• **Task brief**:
Wherever the word "changing" appears in the entries, copy the whole line.

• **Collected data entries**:
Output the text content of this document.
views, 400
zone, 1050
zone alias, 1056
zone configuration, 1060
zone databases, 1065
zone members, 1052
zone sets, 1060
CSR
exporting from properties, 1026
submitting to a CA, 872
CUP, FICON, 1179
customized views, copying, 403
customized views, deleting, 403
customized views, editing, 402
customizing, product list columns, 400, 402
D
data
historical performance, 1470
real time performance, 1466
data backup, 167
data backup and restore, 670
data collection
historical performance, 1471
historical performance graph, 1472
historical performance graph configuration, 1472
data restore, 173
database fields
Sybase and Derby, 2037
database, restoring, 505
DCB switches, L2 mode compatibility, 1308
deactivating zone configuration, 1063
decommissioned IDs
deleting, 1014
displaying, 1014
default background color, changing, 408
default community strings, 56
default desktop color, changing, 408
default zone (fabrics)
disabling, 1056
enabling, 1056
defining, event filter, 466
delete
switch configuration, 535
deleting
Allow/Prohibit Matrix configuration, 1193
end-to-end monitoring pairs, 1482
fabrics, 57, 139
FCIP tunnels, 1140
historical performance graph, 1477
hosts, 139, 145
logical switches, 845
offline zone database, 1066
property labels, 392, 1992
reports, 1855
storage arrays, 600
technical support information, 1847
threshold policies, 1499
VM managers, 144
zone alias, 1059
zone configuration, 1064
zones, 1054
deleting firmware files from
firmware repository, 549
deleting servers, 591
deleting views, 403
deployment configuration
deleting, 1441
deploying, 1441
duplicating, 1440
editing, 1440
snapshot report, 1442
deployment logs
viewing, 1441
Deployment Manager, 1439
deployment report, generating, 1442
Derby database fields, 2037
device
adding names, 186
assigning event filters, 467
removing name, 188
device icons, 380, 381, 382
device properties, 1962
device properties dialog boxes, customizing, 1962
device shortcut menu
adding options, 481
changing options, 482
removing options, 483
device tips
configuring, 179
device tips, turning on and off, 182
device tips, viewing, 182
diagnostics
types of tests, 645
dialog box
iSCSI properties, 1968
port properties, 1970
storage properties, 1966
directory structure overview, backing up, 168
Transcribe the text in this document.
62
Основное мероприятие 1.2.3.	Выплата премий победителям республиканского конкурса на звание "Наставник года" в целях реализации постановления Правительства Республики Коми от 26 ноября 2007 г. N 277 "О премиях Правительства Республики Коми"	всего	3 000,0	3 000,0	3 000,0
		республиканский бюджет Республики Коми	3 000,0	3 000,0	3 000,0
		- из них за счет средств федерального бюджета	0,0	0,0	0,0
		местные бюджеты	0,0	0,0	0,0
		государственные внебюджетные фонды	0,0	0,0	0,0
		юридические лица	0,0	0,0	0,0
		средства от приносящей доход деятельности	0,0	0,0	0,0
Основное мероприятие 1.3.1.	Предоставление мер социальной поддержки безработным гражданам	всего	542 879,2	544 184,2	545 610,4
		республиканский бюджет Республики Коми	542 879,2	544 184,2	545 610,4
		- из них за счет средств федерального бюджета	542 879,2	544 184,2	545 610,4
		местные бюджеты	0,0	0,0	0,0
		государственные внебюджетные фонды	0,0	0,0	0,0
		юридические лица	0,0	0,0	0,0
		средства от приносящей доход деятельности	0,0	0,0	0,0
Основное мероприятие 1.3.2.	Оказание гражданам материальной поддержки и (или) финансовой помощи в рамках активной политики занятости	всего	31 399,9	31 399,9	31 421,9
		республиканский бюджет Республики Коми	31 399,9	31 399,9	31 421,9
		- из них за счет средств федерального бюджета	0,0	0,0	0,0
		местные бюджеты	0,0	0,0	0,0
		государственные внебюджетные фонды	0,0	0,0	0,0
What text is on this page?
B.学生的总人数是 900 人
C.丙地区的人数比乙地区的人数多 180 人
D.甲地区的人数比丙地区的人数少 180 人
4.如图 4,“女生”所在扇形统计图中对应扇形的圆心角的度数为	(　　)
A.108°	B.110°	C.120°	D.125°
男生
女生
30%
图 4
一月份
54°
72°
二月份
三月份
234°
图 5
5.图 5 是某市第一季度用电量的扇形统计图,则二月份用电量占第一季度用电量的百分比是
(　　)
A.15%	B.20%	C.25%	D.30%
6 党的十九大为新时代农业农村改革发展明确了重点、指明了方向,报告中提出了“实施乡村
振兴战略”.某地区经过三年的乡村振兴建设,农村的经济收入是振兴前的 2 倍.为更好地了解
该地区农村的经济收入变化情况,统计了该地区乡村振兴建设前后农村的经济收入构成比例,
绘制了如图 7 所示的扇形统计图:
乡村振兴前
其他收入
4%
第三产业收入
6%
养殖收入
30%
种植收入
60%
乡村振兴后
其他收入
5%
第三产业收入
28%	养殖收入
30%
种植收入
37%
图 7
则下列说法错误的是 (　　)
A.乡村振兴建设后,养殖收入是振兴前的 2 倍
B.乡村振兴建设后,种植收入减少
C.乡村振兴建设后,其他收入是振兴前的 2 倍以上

• **The completed task**:
default background color, changing, 408
default desktop color, changing, 408
changing options, 482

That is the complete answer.